### YOUR INSTRUCTIONS
Skip the pictures. Transcribe the rest of the data below without changing a word.

== EXTRACTED ENTRIES ==

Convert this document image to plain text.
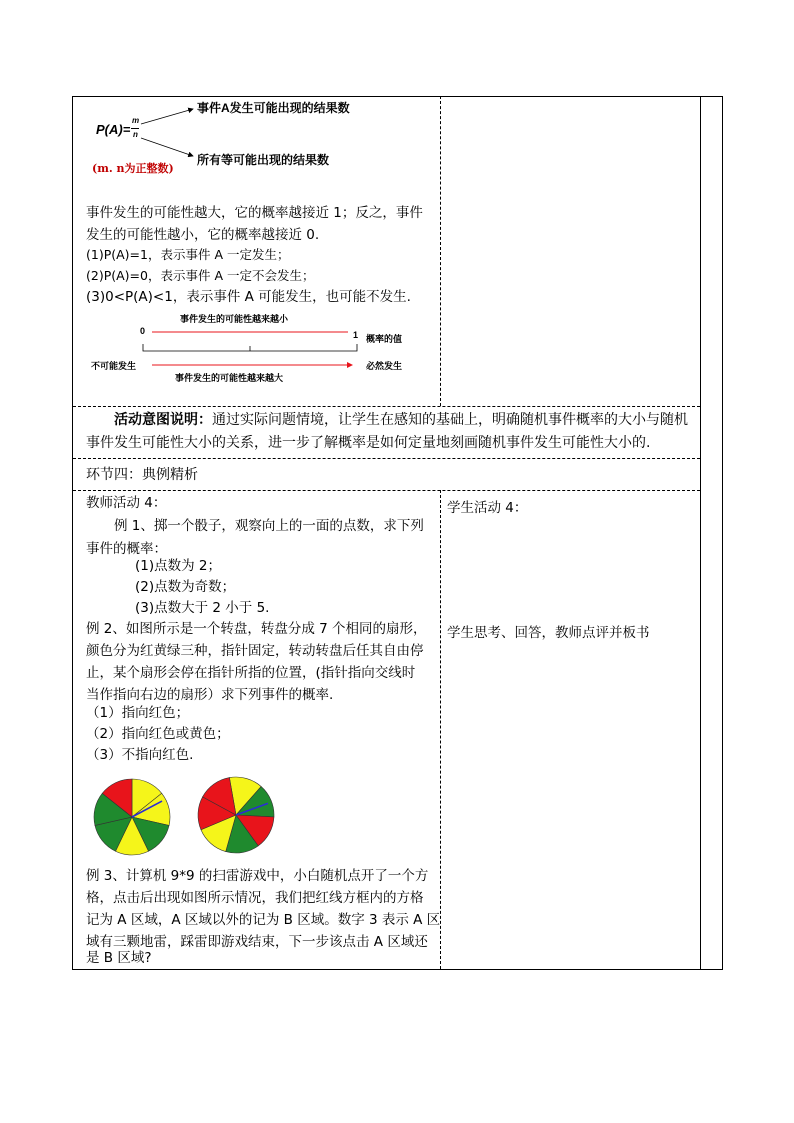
P(A)=
m
n
事件A发生可能出现的结果数
所有等可能出现的结果数
(m. n为正整数)
事件发生的可能性越大，它的概率越接近 1；反之，事件
发生的可能性越小，它的概率越接近 0.
(1)P(A)=1，表示事件 A 一定发生；
(2)P(A)=0，表示事件 A 一定不会发生；
(3)0<P(A)<1，表示事件 A 可能发生，也可能不发生.
事件发生的可能性越来越小
0	1 概率的值
不可能发生
事件发生的可能性越来越大
必然发生
活动意图说明：通过实际问题情境，让学生在感知的基础上，明确随机事件概率的大小与随机
事件发生可能性大小的关系，进一步了解概率是如何定量地刻画随机事件发生可能性大小的.
环节四：典例精析
教师活动 4：
例 1、掷一个骰子，观察向上的一面的点数，求下列
事件的概率：
(1)点数为 2；
(2)点数为奇数；
(3)点数大于 2 小于 5.
例 2、如图所示是一个转盘，转盘分成 7 个相同的扇形，
颜色分为红黄绿三种，指针固定，转动转盘后任其自由停
止，某个扇形会停在指针所指的位置，(指针指向交线时
当作指向右边的扇形）求下列事件的概率.
（1）指向红色；
（2）指向红色或黄色；
（3）不指向红色.
例 3、计算机 9*9 的扫雷游戏中，小白随机点开了一个方
格，点击后出现如图所示情况，我们把红线方框内的方格
记为 A 区域，A 区域以外的记为 B 区域。数字 3 表示 A 区
域有三颗地雷，踩雷即游戏结束，下一步该点击 A 区域还
是 B 区域?
学生活动 4：
学生思考、回答，教师点评并板书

===

### EXERCISE SOLUTION
Convert this document image to plain text.
P(A)=
m
n
事件A发生可能出现的结果数
所有等可能出现的结果数
(m. n为正整数)
事件发生的可能性越大，它的概率越接近 1；反之，事件
发生的可能性越小，它的概率越接近 0.
(1)P(A)=1，表示事件 A 一定发生；
(2)P(A)=0，表示事件 A 一定不会发生；
(3)0<P(A)<1，表示事件 A 可能发生，也可能不发生.
事件发生的可能性越来越小
0	1 概率的值
不可能发生
事件发生的可能性越来越大
必然发生
活动意图说明：通过实际问题情境，让学生在感知的基础上，明确随机事件概率的大小与随机
事件发生可能性大小的关系，进一步了解概率是如何定量地刻画随机事件发生可能性大小的.
环节四：典例精析
教师活动 4：
例 1、掷一个骰子，观察向上的一面的点数，求下列
事件的概率：
(1)点数为 2；
(2)点数为奇数；
(3)点数大于 2 小于 5.
例 2、如图所示是一个转盘，转盘分成 7 个相同的扇形，
颜色分为红黄绿三种，指针固定，转动转盘后任其自由停
止，某个扇形会停在指针所指的位置，(指针指向交线时
当作指向右边的扇形）求下列事件的概率.
（1）指向红色；
（2）指向红色或黄色；
（3）不指向红色.
例 3、计算机 9*9 的扫雷游戏中，小白随机点开了一个方
格，点击后出现如图所示情况，我们把红线方框内的方格
记为 A 区域，A 区域以外的记为 B 区域。数字 3 表示 A 区
域有三颗地雷，踩雷即游戏结束，下一步该点击 A 区域还
是 B 区域?
学生活动 4：
学生思考、回答，教师点评并板书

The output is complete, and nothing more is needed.